* WHAT IS BEING ASKED: Only the number is wanted: count the lines that include the word "label".

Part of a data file
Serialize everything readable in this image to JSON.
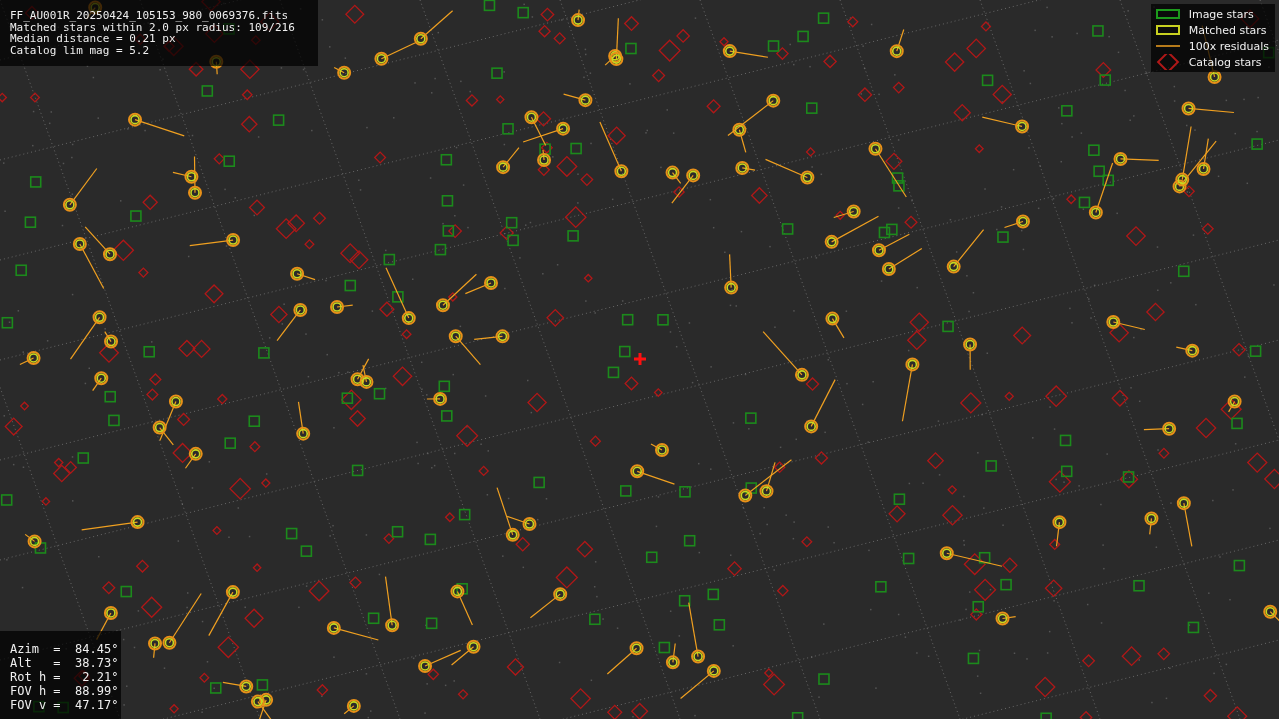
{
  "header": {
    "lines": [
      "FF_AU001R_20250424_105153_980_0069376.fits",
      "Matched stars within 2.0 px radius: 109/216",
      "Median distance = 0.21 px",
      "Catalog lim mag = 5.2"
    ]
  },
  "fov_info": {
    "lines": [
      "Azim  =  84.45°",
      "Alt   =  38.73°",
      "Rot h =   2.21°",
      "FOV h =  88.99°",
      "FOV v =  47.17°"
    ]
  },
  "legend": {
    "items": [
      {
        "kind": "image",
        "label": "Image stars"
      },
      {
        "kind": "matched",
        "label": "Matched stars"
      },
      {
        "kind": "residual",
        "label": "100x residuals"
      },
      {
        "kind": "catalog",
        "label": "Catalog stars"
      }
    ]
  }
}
---
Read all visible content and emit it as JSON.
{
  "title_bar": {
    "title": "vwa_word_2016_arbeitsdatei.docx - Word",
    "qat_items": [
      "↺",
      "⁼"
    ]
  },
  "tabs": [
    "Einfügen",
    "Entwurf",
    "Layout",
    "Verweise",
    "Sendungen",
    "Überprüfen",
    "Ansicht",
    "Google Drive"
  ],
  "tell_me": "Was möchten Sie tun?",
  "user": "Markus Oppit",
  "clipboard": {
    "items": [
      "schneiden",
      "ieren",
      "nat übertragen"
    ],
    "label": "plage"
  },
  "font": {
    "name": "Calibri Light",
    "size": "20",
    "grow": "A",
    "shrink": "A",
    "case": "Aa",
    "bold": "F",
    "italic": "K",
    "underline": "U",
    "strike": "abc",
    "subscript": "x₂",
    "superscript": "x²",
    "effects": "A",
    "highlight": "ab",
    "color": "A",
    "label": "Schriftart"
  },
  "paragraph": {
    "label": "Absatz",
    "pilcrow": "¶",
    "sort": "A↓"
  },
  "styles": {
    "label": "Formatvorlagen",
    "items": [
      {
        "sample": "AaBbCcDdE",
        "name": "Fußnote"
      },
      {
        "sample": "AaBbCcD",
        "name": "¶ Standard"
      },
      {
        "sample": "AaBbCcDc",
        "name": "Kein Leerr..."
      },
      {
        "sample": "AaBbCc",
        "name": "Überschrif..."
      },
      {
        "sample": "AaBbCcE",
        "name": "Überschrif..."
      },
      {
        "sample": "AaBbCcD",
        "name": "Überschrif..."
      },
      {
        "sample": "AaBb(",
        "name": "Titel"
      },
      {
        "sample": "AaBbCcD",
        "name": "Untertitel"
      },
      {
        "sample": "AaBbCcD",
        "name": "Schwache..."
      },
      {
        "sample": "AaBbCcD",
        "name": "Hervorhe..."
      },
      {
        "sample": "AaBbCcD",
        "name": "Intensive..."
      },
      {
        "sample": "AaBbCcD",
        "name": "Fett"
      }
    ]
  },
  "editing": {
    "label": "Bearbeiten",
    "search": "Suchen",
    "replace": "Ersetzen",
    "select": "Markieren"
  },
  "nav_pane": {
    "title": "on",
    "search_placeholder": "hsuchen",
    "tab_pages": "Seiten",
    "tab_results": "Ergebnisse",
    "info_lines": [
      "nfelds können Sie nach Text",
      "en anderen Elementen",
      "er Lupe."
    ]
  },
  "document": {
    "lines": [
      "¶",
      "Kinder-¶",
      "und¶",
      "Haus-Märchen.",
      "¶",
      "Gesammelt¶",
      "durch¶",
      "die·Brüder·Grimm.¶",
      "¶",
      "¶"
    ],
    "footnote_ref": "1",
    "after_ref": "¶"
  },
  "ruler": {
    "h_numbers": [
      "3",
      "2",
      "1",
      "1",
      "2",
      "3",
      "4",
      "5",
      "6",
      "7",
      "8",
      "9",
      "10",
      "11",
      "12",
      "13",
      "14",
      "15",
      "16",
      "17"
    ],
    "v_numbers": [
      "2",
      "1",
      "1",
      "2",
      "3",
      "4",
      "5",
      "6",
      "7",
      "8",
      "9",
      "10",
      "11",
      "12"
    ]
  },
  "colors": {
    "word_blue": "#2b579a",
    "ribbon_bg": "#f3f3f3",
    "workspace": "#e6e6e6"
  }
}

* FINAL ANSWER: 9